— START OF INPUT —

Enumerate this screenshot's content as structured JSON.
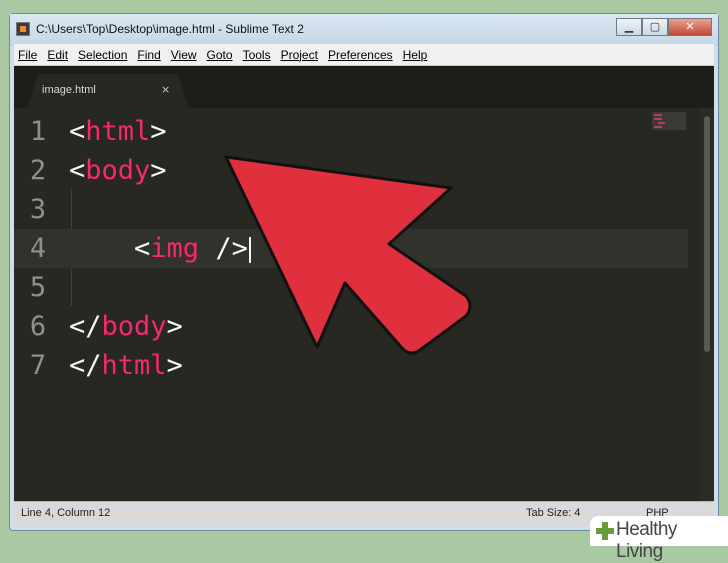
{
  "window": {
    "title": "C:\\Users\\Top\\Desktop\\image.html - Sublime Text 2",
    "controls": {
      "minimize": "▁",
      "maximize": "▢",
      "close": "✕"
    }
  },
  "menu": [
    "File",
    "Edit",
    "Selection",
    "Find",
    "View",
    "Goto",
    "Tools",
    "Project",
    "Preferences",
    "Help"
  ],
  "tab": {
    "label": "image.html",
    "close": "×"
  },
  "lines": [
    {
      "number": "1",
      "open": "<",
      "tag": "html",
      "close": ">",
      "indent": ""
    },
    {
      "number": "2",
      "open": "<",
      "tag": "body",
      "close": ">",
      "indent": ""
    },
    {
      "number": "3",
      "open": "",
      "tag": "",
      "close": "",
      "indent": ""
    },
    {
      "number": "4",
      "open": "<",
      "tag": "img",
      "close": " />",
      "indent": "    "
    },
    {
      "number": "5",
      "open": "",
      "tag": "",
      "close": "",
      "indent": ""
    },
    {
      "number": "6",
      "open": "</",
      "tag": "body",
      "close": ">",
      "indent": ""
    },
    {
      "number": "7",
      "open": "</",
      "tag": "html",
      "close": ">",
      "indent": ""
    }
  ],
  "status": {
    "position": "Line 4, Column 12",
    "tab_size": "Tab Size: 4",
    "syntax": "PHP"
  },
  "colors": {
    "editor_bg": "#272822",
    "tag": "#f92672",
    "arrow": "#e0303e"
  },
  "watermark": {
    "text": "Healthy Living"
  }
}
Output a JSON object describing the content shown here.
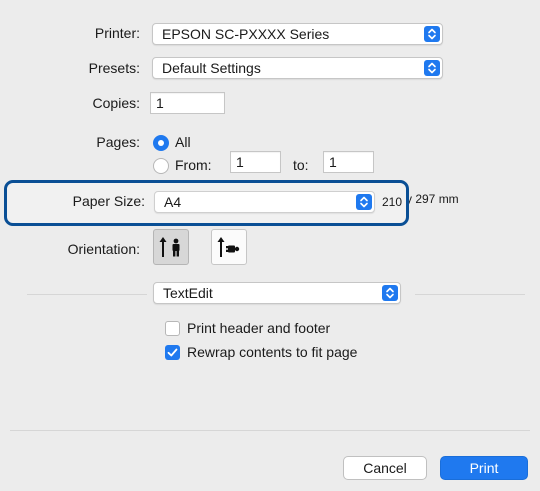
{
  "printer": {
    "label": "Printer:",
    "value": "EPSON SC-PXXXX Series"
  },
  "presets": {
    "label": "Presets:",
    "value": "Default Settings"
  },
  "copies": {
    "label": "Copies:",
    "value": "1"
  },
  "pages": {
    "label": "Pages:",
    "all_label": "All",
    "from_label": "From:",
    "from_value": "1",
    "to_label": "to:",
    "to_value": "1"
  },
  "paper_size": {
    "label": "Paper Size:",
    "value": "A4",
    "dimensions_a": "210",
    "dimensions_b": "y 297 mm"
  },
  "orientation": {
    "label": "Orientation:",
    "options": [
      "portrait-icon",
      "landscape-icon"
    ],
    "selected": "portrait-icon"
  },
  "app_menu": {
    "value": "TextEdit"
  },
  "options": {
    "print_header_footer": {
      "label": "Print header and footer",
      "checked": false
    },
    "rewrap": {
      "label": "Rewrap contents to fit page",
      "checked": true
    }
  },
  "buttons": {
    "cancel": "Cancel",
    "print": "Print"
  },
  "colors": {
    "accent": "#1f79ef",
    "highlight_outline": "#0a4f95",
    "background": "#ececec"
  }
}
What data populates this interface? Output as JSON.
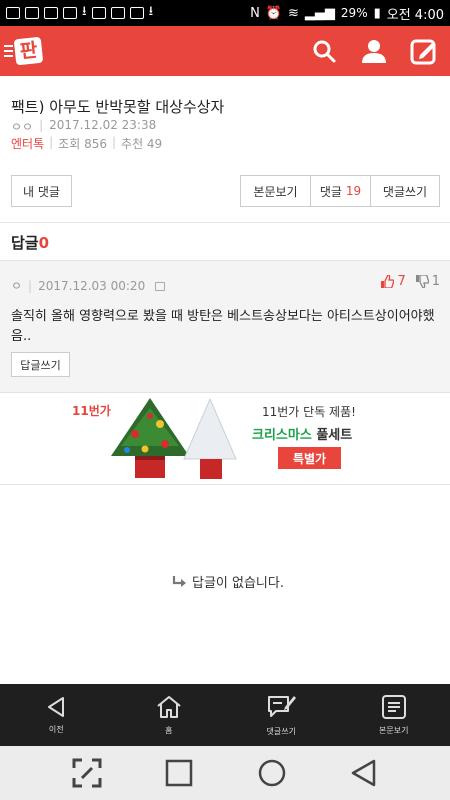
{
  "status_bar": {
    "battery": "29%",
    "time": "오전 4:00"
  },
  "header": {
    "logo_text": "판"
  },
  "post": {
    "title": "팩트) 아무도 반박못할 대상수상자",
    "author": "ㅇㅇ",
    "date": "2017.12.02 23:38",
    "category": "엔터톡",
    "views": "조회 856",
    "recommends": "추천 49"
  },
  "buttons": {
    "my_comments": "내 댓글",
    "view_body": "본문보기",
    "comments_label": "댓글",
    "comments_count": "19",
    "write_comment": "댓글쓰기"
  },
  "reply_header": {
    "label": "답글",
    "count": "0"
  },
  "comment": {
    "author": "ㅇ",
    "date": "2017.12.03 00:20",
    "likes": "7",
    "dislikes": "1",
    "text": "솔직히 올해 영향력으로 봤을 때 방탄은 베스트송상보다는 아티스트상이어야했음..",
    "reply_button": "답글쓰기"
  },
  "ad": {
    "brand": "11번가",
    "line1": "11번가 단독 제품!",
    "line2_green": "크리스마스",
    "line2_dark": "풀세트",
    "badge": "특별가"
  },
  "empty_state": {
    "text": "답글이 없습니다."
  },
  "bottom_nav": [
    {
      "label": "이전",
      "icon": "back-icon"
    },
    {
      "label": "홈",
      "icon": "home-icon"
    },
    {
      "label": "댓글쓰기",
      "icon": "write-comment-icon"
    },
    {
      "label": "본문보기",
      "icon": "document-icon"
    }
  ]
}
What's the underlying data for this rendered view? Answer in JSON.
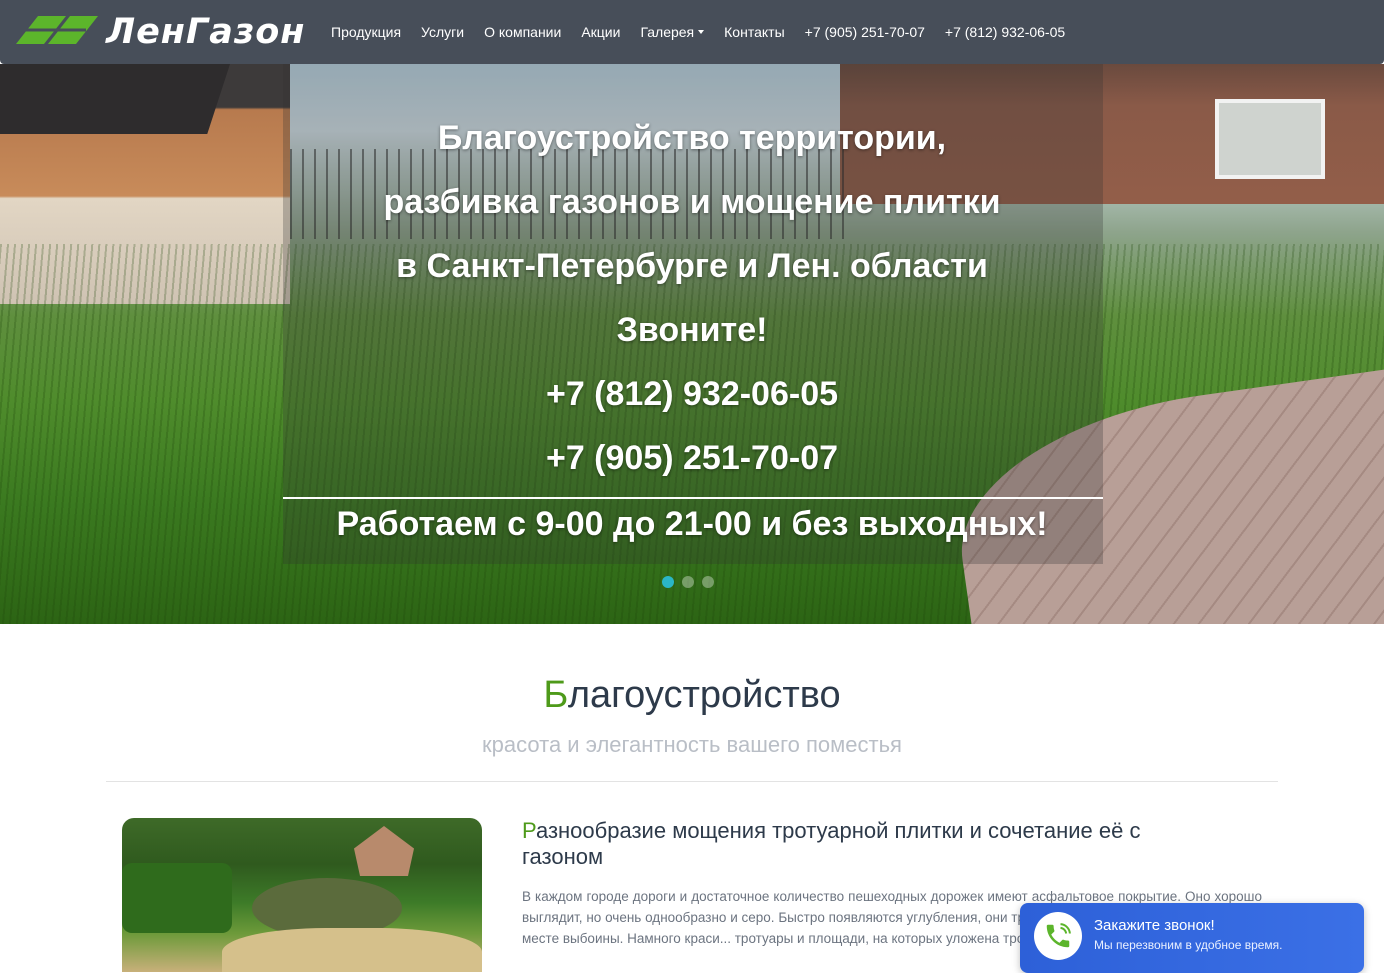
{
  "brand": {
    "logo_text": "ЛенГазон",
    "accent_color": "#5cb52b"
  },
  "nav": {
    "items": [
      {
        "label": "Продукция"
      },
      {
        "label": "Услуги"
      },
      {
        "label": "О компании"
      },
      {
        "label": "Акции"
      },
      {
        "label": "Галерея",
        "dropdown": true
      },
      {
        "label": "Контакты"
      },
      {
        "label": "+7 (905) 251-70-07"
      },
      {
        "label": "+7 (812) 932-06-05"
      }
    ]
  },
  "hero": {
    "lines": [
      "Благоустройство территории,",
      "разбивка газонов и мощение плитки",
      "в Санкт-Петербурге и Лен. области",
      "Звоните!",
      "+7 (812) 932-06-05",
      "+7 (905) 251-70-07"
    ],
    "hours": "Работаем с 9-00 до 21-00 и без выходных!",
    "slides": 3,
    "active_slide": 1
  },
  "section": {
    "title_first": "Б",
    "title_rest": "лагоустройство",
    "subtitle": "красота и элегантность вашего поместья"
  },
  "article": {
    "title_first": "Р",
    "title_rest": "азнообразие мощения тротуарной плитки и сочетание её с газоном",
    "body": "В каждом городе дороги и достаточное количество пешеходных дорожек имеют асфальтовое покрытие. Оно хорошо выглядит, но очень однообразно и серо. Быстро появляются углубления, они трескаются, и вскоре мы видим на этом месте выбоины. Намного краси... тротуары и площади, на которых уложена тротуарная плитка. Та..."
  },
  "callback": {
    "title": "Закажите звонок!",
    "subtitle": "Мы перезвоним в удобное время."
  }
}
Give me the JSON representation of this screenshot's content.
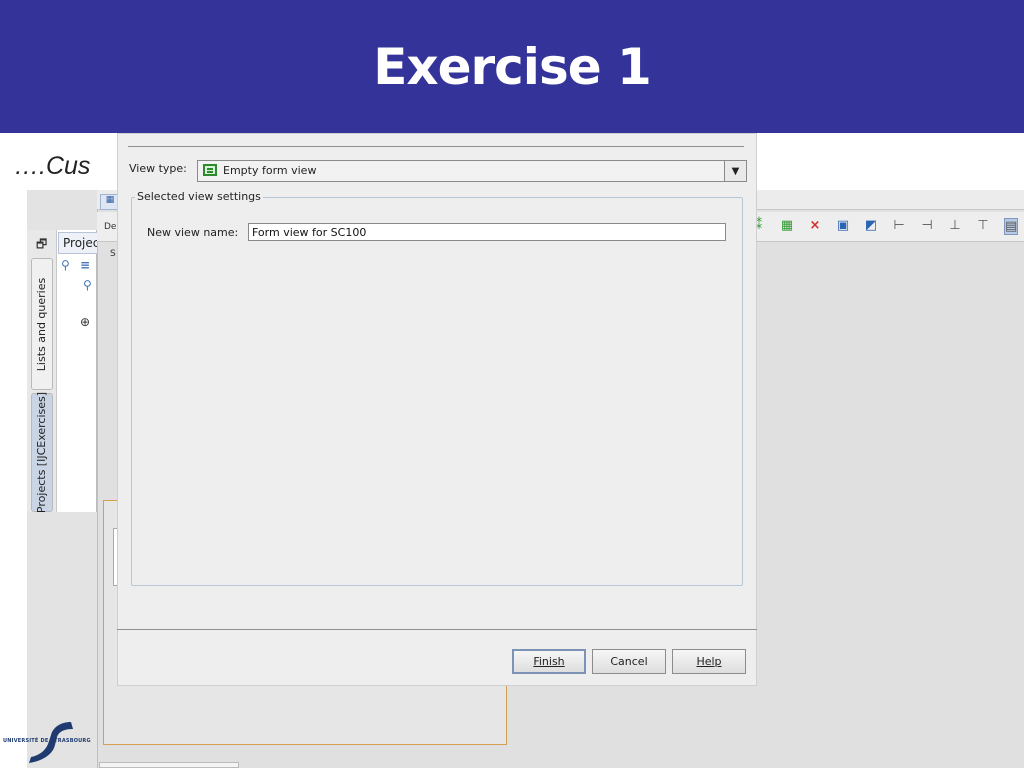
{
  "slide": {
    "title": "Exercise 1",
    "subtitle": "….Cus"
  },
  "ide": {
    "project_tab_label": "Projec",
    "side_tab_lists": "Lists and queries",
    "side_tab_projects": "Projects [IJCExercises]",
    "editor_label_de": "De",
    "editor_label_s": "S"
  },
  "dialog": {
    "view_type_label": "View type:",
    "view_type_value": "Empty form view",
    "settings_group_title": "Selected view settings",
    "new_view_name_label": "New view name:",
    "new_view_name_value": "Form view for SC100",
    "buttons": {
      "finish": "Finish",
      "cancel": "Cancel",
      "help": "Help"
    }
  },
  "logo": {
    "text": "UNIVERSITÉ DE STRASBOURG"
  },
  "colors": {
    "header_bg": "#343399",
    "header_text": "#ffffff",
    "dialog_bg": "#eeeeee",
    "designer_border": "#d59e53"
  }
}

— END OF INPUT —

• [DIRECTIVE]: Repeat the records word for word. Any picture in them should be left out.

• [SOLUTION TO THIS TASK]:
Enumerate this screenshot's content as structured JSON.
{
  "window": {
    "title": "C:\\Users\\Top\\Desktop\\image.html - Sublime Text 2",
    "controls": {
      "minimize": "▁",
      "maximize": "▢",
      "close": "✕"
    }
  },
  "menu": [
    "File",
    "Edit",
    "Selection",
    "Find",
    "View",
    "Goto",
    "Tools",
    "Project",
    "Preferences",
    "Help"
  ],
  "tab": {
    "label": "image.html",
    "close": "×"
  },
  "lines": [
    {
      "number": "1",
      "open": "<",
      "tag": "html",
      "close": ">",
      "indent": ""
    },
    {
      "number": "2",
      "open": "<",
      "tag": "body",
      "close": ">",
      "indent": ""
    },
    {
      "number": "3",
      "open": "",
      "tag": "",
      "close": "",
      "indent": ""
    },
    {
      "number": "4",
      "open": "<",
      "tag": "img",
      "close": " />",
      "indent": "    "
    },
    {
      "number": "5",
      "open": "",
      "tag": "",
      "close": "",
      "indent": ""
    },
    {
      "number": "6",
      "open": "</",
      "tag": "body",
      "close": ">",
      "indent": ""
    },
    {
      "number": "7",
      "open": "</",
      "tag": "html",
      "close": ">",
      "indent": ""
    }
  ],
  "status": {
    "position": "Line 4, Column 12",
    "tab_size": "Tab Size: 4",
    "syntax": "PHP"
  },
  "colors": {
    "editor_bg": "#272822",
    "tag": "#f92672",
    "arrow": "#e0303e"
  },
  "watermark": {
    "text": "Healthy Living"
  }
}
Output a JSON object describing the content shown here.
{
  "printer": {
    "label": "Printer:",
    "value": "EPSON SC-PXXXX Series"
  },
  "presets": {
    "label": "Presets:",
    "value": "Default Settings"
  },
  "copies": {
    "label": "Copies:",
    "value": "1"
  },
  "pages": {
    "label": "Pages:",
    "all_label": "All",
    "from_label": "From:",
    "from_value": "1",
    "to_label": "to:",
    "to_value": "1"
  },
  "paper_size": {
    "label": "Paper Size:",
    "value": "A4",
    "dimensions_a": "210",
    "dimensions_b": "y 297 mm"
  },
  "orientation": {
    "label": "Orientation:",
    "options": [
      "portrait-icon",
      "landscape-icon"
    ],
    "selected": "portrait-icon"
  },
  "app_menu": {
    "value": "TextEdit"
  },
  "options": {
    "print_header_footer": {
      "label": "Print header and footer",
      "checked": false
    },
    "rewrap": {
      "label": "Rewrap contents to fit page",
      "checked": true
    }
  },
  "buttons": {
    "cancel": "Cancel",
    "print": "Print"
  },
  "colors": {
    "accent": "#1f79ef",
    "highlight_outline": "#0a4f95",
    "background": "#ececec"
  }
}
What data populates this interface? Output as JSON.
{
  "status_bar": {
    "battery": "29%",
    "time": "오전 4:00"
  },
  "header": {
    "logo_text": "판"
  },
  "post": {
    "title": "팩트) 아무도 반박못할 대상수상자",
    "author": "ㅇㅇ",
    "date": "2017.12.02 23:38",
    "category": "엔터톡",
    "views": "조회 856",
    "recommends": "추천 49"
  },
  "buttons": {
    "my_comments": "내 댓글",
    "view_body": "본문보기",
    "comments_label": "댓글",
    "comments_count": "19",
    "write_comment": "댓글쓰기"
  },
  "reply_header": {
    "label": "답글",
    "count": "0"
  },
  "comment": {
    "author": "ㅇ",
    "date": "2017.12.03 00:20",
    "likes": "7",
    "dislikes": "1",
    "text": "솔직히 올해 영향력으로 봤을 때 방탄은 베스트송상보다는 아티스트상이어야했음..",
    "reply_button": "답글쓰기"
  },
  "ad": {
    "brand": "11번가",
    "line1": "11번가 단독 제품!",
    "line2_green": "크리스마스",
    "line2_dark": "풀세트",
    "badge": "특별가"
  },
  "empty_state": {
    "text": "답글이 없습니다."
  },
  "bottom_nav": [
    {
      "label": "이전",
      "icon": "back-icon"
    },
    {
      "label": "홈",
      "icon": "home-icon"
    },
    {
      "label": "댓글쓰기",
      "icon": "write-comment-icon"
    },
    {
      "label": "본문보기",
      "icon": "document-icon"
    }
  ]
}
What's the underlying data for this rendered view? Answer in JSON.
{
  "brand": {
    "logo_text": "ЛенГазон",
    "accent_color": "#5cb52b"
  },
  "nav": {
    "items": [
      {
        "label": "Продукция"
      },
      {
        "label": "Услуги"
      },
      {
        "label": "О компании"
      },
      {
        "label": "Акции"
      },
      {
        "label": "Галерея",
        "dropdown": true
      },
      {
        "label": "Контакты"
      },
      {
        "label": "+7 (905) 251-70-07"
      },
      {
        "label": "+7 (812) 932-06-05"
      }
    ]
  },
  "hero": {
    "lines": [
      "Благоустройство территории,",
      "разбивка газонов и мощение плитки",
      "в Санкт-Петербурге и Лен. области",
      "Звоните!",
      "+7 (812) 932-06-05",
      "+7 (905) 251-70-07"
    ],
    "hours": "Работаем с 9-00 до 21-00 и без выходных!",
    "slides": 3,
    "active_slide": 1
  },
  "section": {
    "title_first": "Б",
    "title_rest": "лагоустройство",
    "subtitle": "красота и элегантность вашего поместья"
  },
  "article": {
    "title_first": "Р",
    "title_rest": "азнообразие мощения тротуарной плитки и сочетание её с газоном",
    "body": "В каждом городе дороги и достаточное количество пешеходных дорожек имеют асфальтовое покрытие. Оно хорошо выглядит, но очень однообразно и серо. Быстро появляются углубления, они трескаются, и вскоре мы видим на этом месте выбоины. Намного краси... тротуары и площади, на которых уложена тротуарная плитка. Та..."
  },
  "callback": {
    "title": "Закажите звонок!",
    "subtitle": "Мы перезвоним в удобное время."
  }
}
Give me the JSON representation of this screenshot's content.
{
  "slide": {
    "title": "Exercise 1",
    "subtitle": "….Cus"
  },
  "ide": {
    "project_tab_label": "Projec",
    "side_tab_lists": "Lists and queries",
    "side_tab_projects": "Projects [IJCExercises]",
    "editor_label_de": "De",
    "editor_label_s": "S"
  },
  "dialog": {
    "view_type_label": "View type:",
    "view_type_value": "Empty form view",
    "settings_group_title": "Selected view settings",
    "new_view_name_label": "New view name:",
    "new_view_name_value": "Form view for SC100",
    "buttons": {
      "finish": "Finish",
      "cancel": "Cancel",
      "help": "Help"
    }
  },
  "logo": {
    "text": "UNIVERSITÉ DE STRASBOURG"
  },
  "colors": {
    "header_bg": "#343399",
    "header_text": "#ffffff",
    "dialog_bg": "#eeeeee",
    "designer_border": "#d59e53"
  }
}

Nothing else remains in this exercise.